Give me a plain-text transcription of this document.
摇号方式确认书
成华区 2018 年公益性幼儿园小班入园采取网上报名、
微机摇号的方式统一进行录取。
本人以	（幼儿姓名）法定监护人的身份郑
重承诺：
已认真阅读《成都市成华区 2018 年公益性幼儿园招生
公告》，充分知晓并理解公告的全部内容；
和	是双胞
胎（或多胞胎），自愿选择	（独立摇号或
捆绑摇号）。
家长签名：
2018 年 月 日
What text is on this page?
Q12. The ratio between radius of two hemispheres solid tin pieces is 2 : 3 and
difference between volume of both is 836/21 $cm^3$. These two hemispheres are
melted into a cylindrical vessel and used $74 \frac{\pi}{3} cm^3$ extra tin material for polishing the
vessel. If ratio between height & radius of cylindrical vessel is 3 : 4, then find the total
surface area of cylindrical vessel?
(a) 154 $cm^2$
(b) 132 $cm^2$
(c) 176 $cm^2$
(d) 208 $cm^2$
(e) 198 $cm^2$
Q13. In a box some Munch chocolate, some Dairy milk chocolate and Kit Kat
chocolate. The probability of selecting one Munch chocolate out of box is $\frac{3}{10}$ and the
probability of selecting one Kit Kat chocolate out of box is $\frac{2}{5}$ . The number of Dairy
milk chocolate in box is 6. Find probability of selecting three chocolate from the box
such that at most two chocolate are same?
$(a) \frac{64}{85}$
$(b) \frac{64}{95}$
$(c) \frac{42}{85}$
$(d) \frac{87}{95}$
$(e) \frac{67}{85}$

*INSTRUCTION*
Each line of the listing above should be output exactly.

*RESPONSE*
Give me a plain-text transcription of this document.
摇号方式确认书
成华区 2018 年公益性幼儿园小班入园采取网上报名、
微机摇号的方式统一进行录取。
本人以	（幼儿姓名）法定监护人的身份郑
重承诺：
已认真阅读《成都市成华区 2018 年公益性幼儿园招生
公告》，充分知晓并理解公告的全部内容；
和	是双胞
胎（或多胞胎），自愿选择	（独立摇号或
捆绑摇号）。
家长签名：
2018 年 月 日
What text is on this page?
Q12. The ratio between radius of two hemispheres solid tin pieces is 2 : 3 and
difference between volume of both is 836/21 $cm^3$. These two hemispheres are
melted into a cylindrical vessel and used $74 \frac{\pi}{3} cm^3$ extra tin material for polishing the
vessel. If ratio between height & radius of cylindrical vessel is 3 : 4, then find the total
surface area of cylindrical vessel?
(a) 154 $cm^2$
(b) 132 $cm^2$
(c) 176 $cm^2$
(d) 208 $cm^2$
(e) 198 $cm^2$
Q13. In a box some Munch chocolate, some Dairy milk chocolate and Kit Kat
chocolate. The probability of selecting one Munch chocolate out of box is $\frac{3}{10}$ and the
probability of selecting one Kit Kat chocolate out of box is $\frac{2}{5}$ . The number of Dairy
milk chocolate in box is 6. Find probability of selecting three chocolate from the box
such that at most two chocolate are same?
$(a) \frac{64}{85}$
$(b) \frac{64}{95}$
$(c) \frac{42}{85}$
$(d) \frac{87}{95}$
$(e) \frac{67}{85}$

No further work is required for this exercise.